▸ Short task:
How many rows below contain the string "tick"? Case matters, and the reply should be the number alone.

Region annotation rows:
start

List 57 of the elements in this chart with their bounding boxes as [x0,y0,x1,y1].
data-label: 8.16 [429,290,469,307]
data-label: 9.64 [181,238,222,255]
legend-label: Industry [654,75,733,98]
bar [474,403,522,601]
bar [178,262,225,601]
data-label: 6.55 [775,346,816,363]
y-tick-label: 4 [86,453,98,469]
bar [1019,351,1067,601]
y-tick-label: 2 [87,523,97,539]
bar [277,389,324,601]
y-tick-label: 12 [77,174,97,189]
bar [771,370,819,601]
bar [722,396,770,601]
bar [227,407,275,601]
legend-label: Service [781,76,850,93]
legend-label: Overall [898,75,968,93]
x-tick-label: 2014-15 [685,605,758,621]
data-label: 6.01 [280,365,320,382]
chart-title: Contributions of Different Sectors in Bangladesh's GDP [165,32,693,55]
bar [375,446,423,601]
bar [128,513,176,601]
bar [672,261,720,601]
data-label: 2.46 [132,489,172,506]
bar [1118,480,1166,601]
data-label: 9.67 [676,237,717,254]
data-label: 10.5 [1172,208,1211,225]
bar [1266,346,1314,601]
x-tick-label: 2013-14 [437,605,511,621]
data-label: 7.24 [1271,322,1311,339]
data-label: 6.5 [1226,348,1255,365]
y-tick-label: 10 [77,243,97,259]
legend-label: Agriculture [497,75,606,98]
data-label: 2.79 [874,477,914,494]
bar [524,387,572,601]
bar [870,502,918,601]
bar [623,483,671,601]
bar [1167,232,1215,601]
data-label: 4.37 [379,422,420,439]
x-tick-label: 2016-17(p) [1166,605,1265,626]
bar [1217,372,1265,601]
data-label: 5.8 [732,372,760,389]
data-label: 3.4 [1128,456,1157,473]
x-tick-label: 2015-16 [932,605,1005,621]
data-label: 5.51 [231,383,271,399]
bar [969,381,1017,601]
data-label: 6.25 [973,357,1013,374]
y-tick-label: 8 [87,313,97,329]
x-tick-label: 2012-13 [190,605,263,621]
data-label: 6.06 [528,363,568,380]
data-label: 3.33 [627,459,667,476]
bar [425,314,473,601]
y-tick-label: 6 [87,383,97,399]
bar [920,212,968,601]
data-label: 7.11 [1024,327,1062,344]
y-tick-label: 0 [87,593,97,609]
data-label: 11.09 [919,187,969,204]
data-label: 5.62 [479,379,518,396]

end

▸ Final result:
12